--- START OF Working data ---

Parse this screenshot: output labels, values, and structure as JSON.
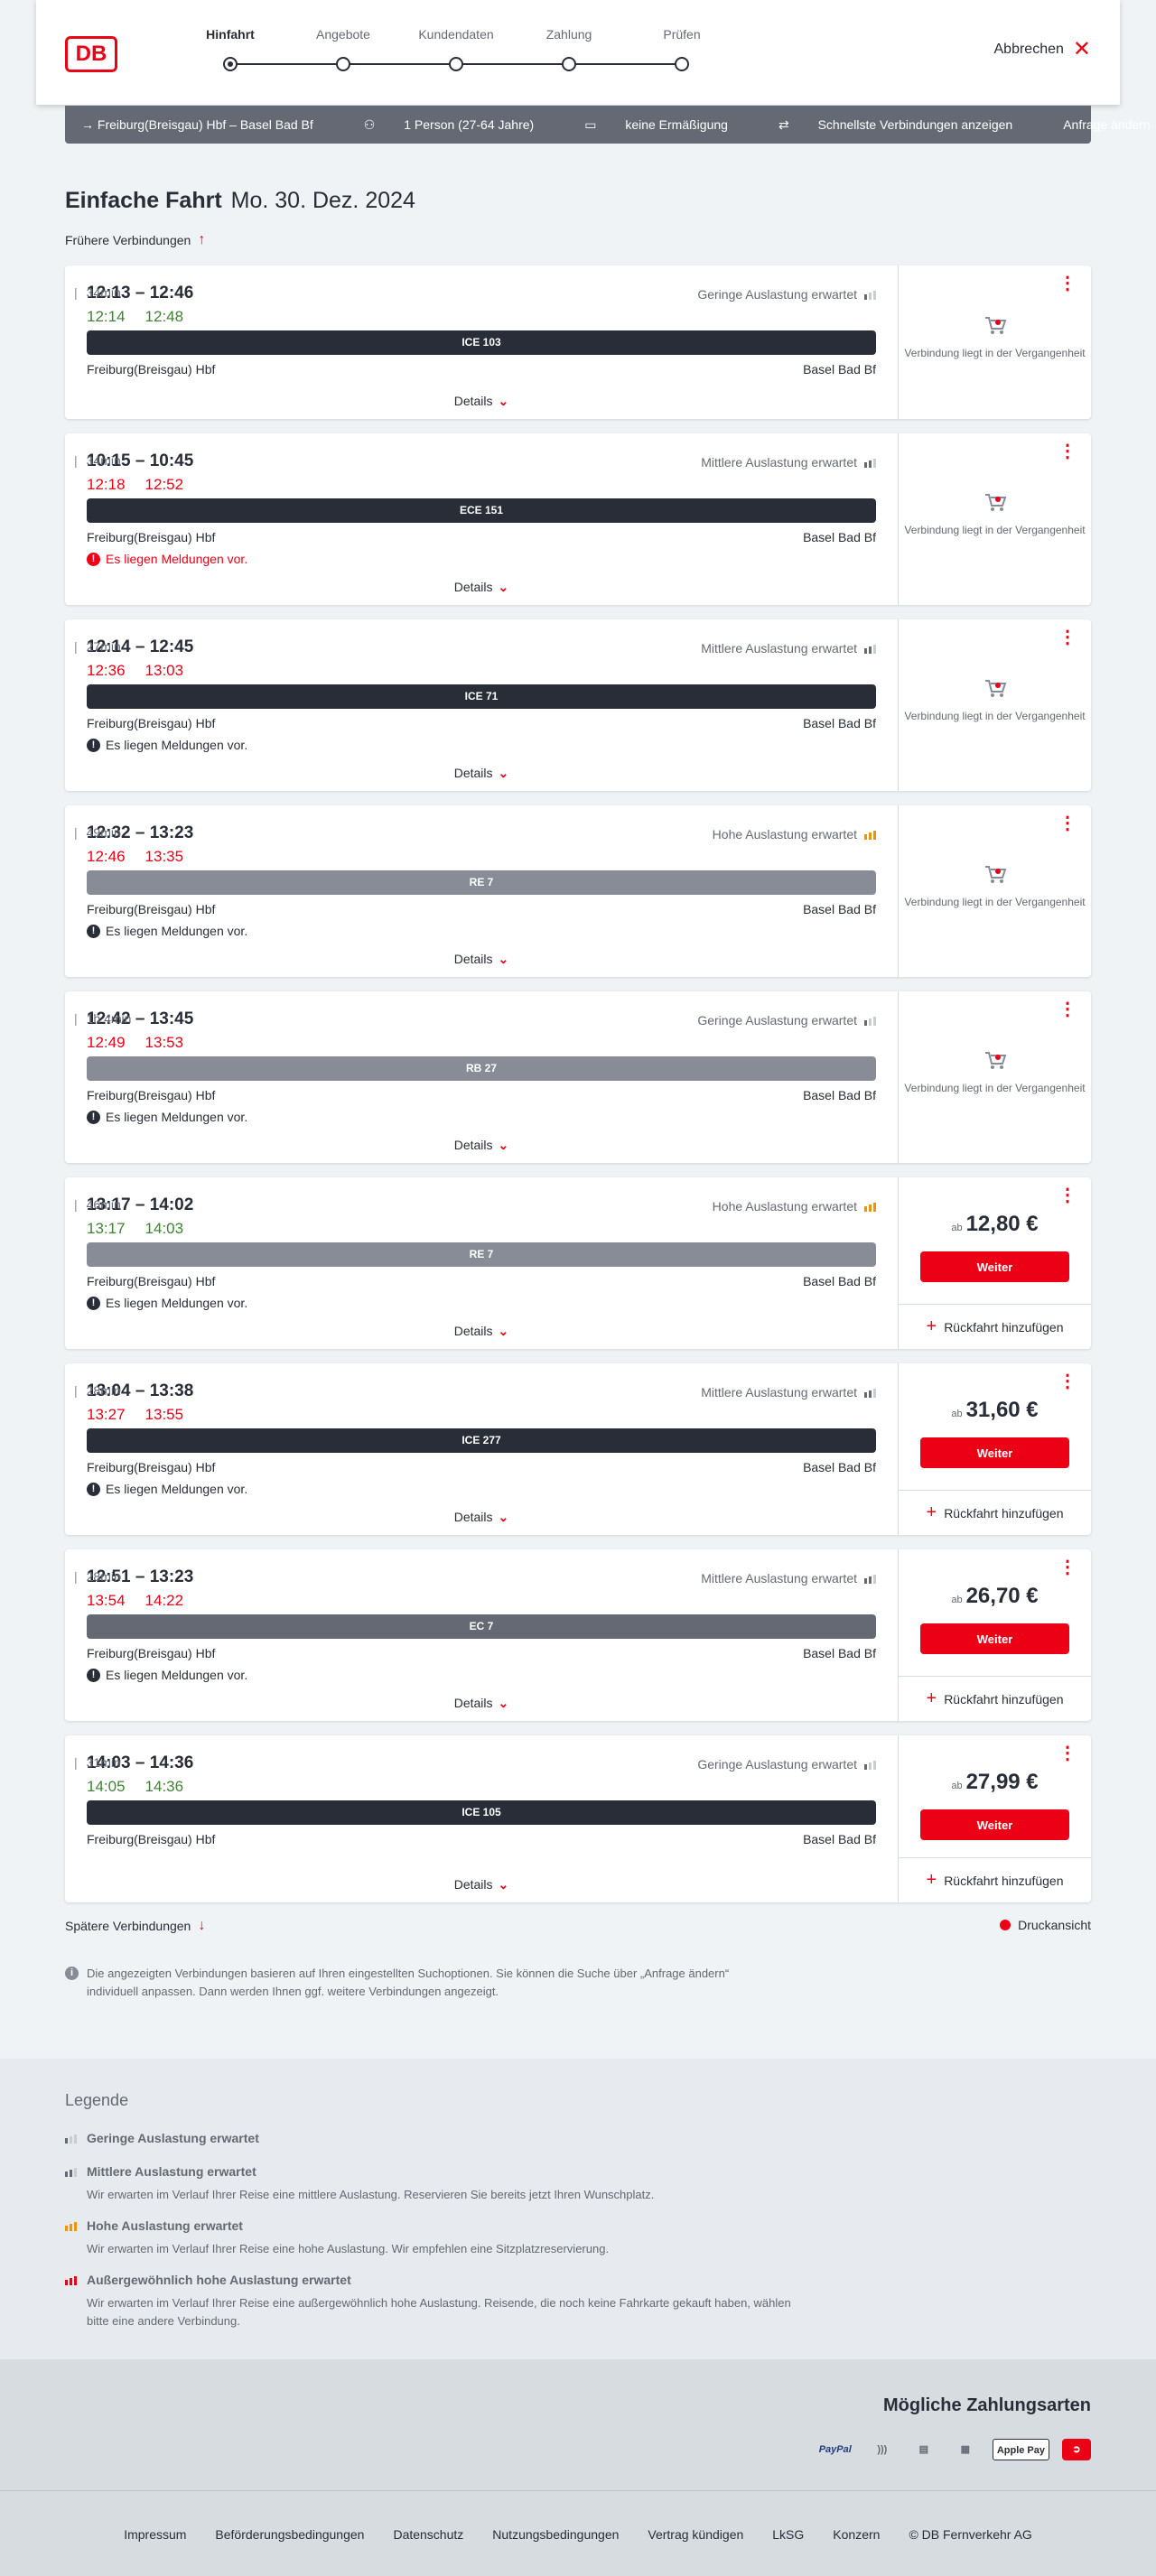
{
  "header": {
    "logo": "DB",
    "steps": [
      "Hinfahrt",
      "Angebote",
      "Kundendaten",
      "Zahlung",
      "Prüfen"
    ],
    "active_step": 0,
    "cancel_label": "Abbrechen"
  },
  "query": {
    "route": "Freiburg(Breisgau) Hbf – Basel Bad Bf",
    "travellers": "1 Person (27-64 Jahre)",
    "discount": "keine Ermäßigung",
    "fastest": "Schnellste Verbindungen anzeigen",
    "change": "Anfrage ändern"
  },
  "title": {
    "type": "Einfache Fahrt",
    "date": "Mo. 30. Dez. 2024"
  },
  "earlier_label": "Frühere Verbindungen",
  "later_label": "Spätere Verbindungen",
  "print_label": "Druckansicht",
  "details_label": "Details",
  "past_label": "Verbindung liegt in der Vergangenheit",
  "from_label": "ab",
  "weiter_label": "Weiter",
  "return_label": "Rückfahrt hinzufügen",
  "connections": [
    {
      "time": "12:13 – 12:46",
      "duration": "34min",
      "rt_dep": "12:14",
      "rt_arr": "12:48",
      "rt_color": "green",
      "load": "Geringe Auslastung erwartet",
      "load_level": "low",
      "train": "ICE 103",
      "train_type": "ice",
      "from": "Freiburg(Breisgau) Hbf",
      "to": "Basel Bad Bf",
      "message": "",
      "status": "past"
    },
    {
      "time": "10:15 – 10:45",
      "duration": "34min",
      "rt_dep": "12:18",
      "rt_arr": "12:52",
      "rt_color": "red",
      "load": "Mittlere Auslastung erwartet",
      "load_level": "mid",
      "train": "ECE 151",
      "train_type": "ice",
      "from": "Freiburg(Breisgau) Hbf",
      "to": "Basel Bad Bf",
      "message": "Es liegen Meldungen vor.",
      "message_red": true,
      "status": "past"
    },
    {
      "time": "12:14 – 12:45",
      "duration": "27min",
      "rt_dep": "12:36",
      "rt_arr": "13:03",
      "rt_color": "red",
      "load": "Mittlere Auslastung erwartet",
      "load_level": "mid",
      "train": "ICE 71",
      "train_type": "ice",
      "from": "Freiburg(Breisgau) Hbf",
      "to": "Basel Bad Bf",
      "message": "Es liegen Meldungen vor.",
      "message_red": false,
      "status": "past"
    },
    {
      "time": "12:32 – 13:23",
      "duration": "49min",
      "rt_dep": "12:46",
      "rt_arr": "13:35",
      "rt_color": "red",
      "load": "Hohe Auslastung erwartet",
      "load_level": "high",
      "train": "RE 7",
      "train_type": "re",
      "from": "Freiburg(Breisgau) Hbf",
      "to": "Basel Bad Bf",
      "message": "Es liegen Meldungen vor.",
      "message_red": false,
      "status": "past"
    },
    {
      "time": "12:42 – 13:45",
      "duration": "1h 4min",
      "rt_dep": "12:49",
      "rt_arr": "13:53",
      "rt_color": "red",
      "load": "Geringe Auslastung erwartet",
      "load_level": "low",
      "train": "RB 27",
      "train_type": "re",
      "from": "Freiburg(Breisgau) Hbf",
      "to": "Basel Bad Bf",
      "message": "Es liegen Meldungen vor.",
      "message_red": false,
      "status": "past"
    },
    {
      "time": "13:17 – 14:02",
      "duration": "46min",
      "rt_dep": "13:17",
      "rt_arr": "14:03",
      "rt_color": "green",
      "load": "Hohe Auslastung erwartet",
      "load_level": "high",
      "train": "RE 7",
      "train_type": "re",
      "from": "Freiburg(Breisgau) Hbf",
      "to": "Basel Bad Bf",
      "message": "Es liegen Meldungen vor.",
      "message_red": false,
      "status": "price",
      "price": "12,80 €"
    },
    {
      "time": "13:04 – 13:38",
      "duration": "28min",
      "rt_dep": "13:27",
      "rt_arr": "13:55",
      "rt_color": "red",
      "load": "Mittlere Auslastung erwartet",
      "load_level": "mid",
      "train": "ICE 277",
      "train_type": "ice",
      "from": "Freiburg(Breisgau) Hbf",
      "to": "Basel Bad Bf",
      "message": "Es liegen Meldungen vor.",
      "message_red": false,
      "status": "price",
      "price": "31,60 €"
    },
    {
      "time": "12:51 – 13:23",
      "duration": "28min",
      "rt_dep": "13:54",
      "rt_arr": "14:22",
      "rt_color": "red",
      "load": "Mittlere Auslastung erwartet",
      "load_level": "mid",
      "train": "EC 7",
      "train_type": "ec",
      "from": "Freiburg(Breisgau) Hbf",
      "to": "Basel Bad Bf",
      "message": "Es liegen Meldungen vor.",
      "message_red": false,
      "status": "price",
      "price": "26,70 €"
    },
    {
      "time": "14:03 – 14:36",
      "duration": "31min",
      "rt_dep": "14:05",
      "rt_arr": "14:36",
      "rt_color": "green",
      "load": "Geringe Auslastung erwartet",
      "load_level": "low",
      "train": "ICE 105",
      "train_type": "ice",
      "from": "Freiburg(Breisgau) Hbf",
      "to": "Basel Bad Bf",
      "message": "",
      "status": "price",
      "price": "27,99 €"
    }
  ],
  "info_text": "Die angezeigten Verbindungen basieren auf Ihren eingestellten Suchoptionen. Sie können die Suche über „Anfrage ändern“ individuell anpassen. Dann werden Ihnen ggf. weitere Verbindungen angezeigt.",
  "legend": {
    "title": "Legende",
    "items": [
      {
        "title": "Geringe Auslastung erwartet",
        "desc": "",
        "level": "low"
      },
      {
        "title": "Mittlere Auslastung erwartet",
        "desc": "Wir erwarten im Verlauf Ihrer Reise eine mittlere Auslastung. Reservieren Sie bereits jetzt Ihren Wunschplatz.",
        "level": "mid"
      },
      {
        "title": "Hohe Auslastung erwartet",
        "desc": "Wir erwarten im Verlauf Ihrer Reise eine hohe Auslastung. Wir empfehlen eine Sitzplatzreservierung.",
        "level": "high"
      },
      {
        "title": "Außergewöhnlich hohe Auslastung erwartet",
        "desc": "Wir erwarten im Verlauf Ihrer Reise eine außergewöhnlich hohe Auslastung. Reisende, die noch keine Fahrkarte gekauft haben, wählen bitte eine andere Verbindung.",
        "level": "extreme"
      }
    ]
  },
  "payment": {
    "title": "Mögliche Zahlungsarten",
    "methods": [
      "PayPal",
      "Apple Pay"
    ]
  },
  "footer": {
    "links": [
      "Impressum",
      "Beförderungsbedingungen",
      "Datenschutz",
      "Nutzungsbedingungen",
      "Vertrag kündigen",
      "LkSG",
      "Konzern",
      "© DB Fernverkehr AG"
    ]
  },
  "colors": {
    "brand_red": "#ec0016",
    "on_time_green": "#408335",
    "high_load_orange": "#f39200"
  }
}
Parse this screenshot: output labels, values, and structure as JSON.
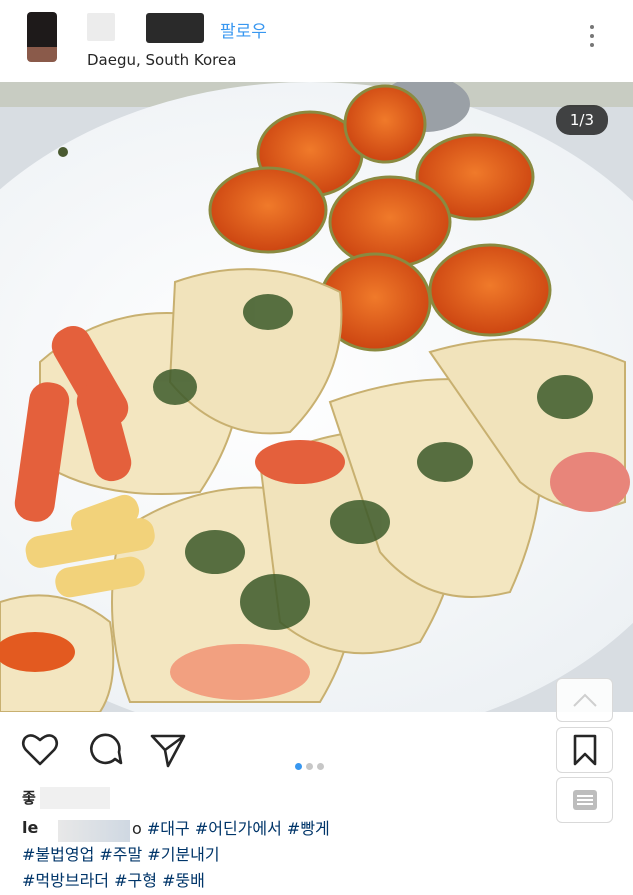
{
  "header": {
    "follow_label": "팔로우",
    "location": "Daegu, South Korea",
    "more_icon": "more-vertical-icon"
  },
  "photo": {
    "counter": "1/3",
    "description_icon": "food-photo"
  },
  "carousel": {
    "position": 1,
    "total": 3,
    "active_color": "#3897f0"
  },
  "actions": {
    "like_icon": "heart-icon",
    "comment_icon": "comment-icon",
    "share_icon": "send-icon",
    "save_icon": "bookmark-icon",
    "up_icon": "chevron-up-icon",
    "list_icon": "list-icon"
  },
  "likes": {
    "prefix": "좋"
  },
  "caption": {
    "username_visible": "le",
    "username_tail": "o",
    "line1_tags": "#대구 #어딘가에서 #빵게",
    "line2_tags": "#불법영업 #주말 #기분내기",
    "line3_tags": "#먹방브라더 #구형 #뚱배"
  },
  "colors": {
    "link": "#3897f0",
    "hashtag": "#003569",
    "text": "#262626"
  }
}
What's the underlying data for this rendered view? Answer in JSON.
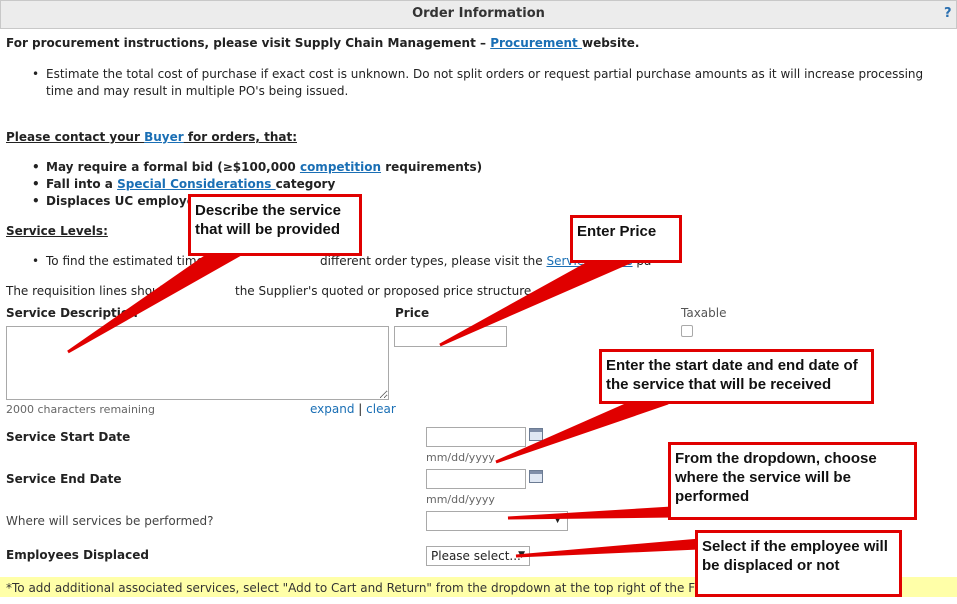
{
  "header": {
    "title": "Order Information",
    "help": "?"
  },
  "intro": {
    "prefix": "For procurement instructions, please visit Supply Chain Management – ",
    "link": "Procurement ",
    "suffix": "website."
  },
  "bullet1": "Estimate the total cost of purchase if exact cost is unknown. Do not split orders or request partial purchase amounts as it will increase processing time and may result in multiple PO's being issued.",
  "contact": {
    "prefix": "Please contact your ",
    "link": "Buyer",
    "suffix": " for orders, that:"
  },
  "contact_items": {
    "item1": {
      "prefix": "May require a formal bid (≥$100,000 ",
      "link": "competition",
      "suffix": " requirements)"
    },
    "item2": {
      "prefix": "Fall into a ",
      "link": "Special Considerations ",
      "suffix": "category"
    },
    "item3": {
      "text": "Displaces UC employee"
    }
  },
  "service_levels": {
    "heading": "Service Levels:",
    "bullet_prefix": "To find the estimated times",
    "bullet_mid": "different order types, please visit the ",
    "bullet_link": "Service Levels",
    "bullet_suffix": " pa"
  },
  "requisition_note": {
    "prefix": "The requisition lines should",
    "suffix": "the Supplier's quoted or proposed price structure."
  },
  "form": {
    "service_description_label": "Service Description",
    "price_label": "Price",
    "taxable_label": "Taxable",
    "chars_remaining": "2000 characters remaining",
    "expand": "expand",
    "separator": "|",
    "clear": "clear",
    "start_date_label": "Service Start Date",
    "end_date_label": "Service End Date",
    "date_format": "mm/dd/yyyy",
    "location_label": "Where will services be performed?",
    "employees_label": "Employees Displaced",
    "employees_value": "Please select..."
  },
  "footer": {
    "text": "*To add additional associated services, select \"Add to Cart and Return\" from the dropdown at the top right of the Form a"
  },
  "annotations": {
    "describe": "Describe the service that will be provided",
    "price": "Enter Price",
    "dates": "Enter the start date and end date of the service that will be received",
    "location": "From the dropdown, choose where the service will be performed",
    "employees": "Select if the employee will be displaced or not"
  },
  "colors": {
    "annotation": "#e00000",
    "link": "#1a6fb5",
    "footer_bg": "#ffffa8",
    "header_bg": "#ececec"
  }
}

--- END OF Working data ---

■ **Required work**:
Reproduce every line of the listing above in which the string "Anfrage" appears.

■ **Written reply**:
    "change": "Anfrage ändern"
  "info_text": "Die angezeigten Verbindungen basieren auf Ihren eingestellten Suchoptionen. Sie können die Suche über „Anfrage ändern“ individuell anpassen. Dann werden Ihnen ggf. weitere Verbindungen angezeigt.",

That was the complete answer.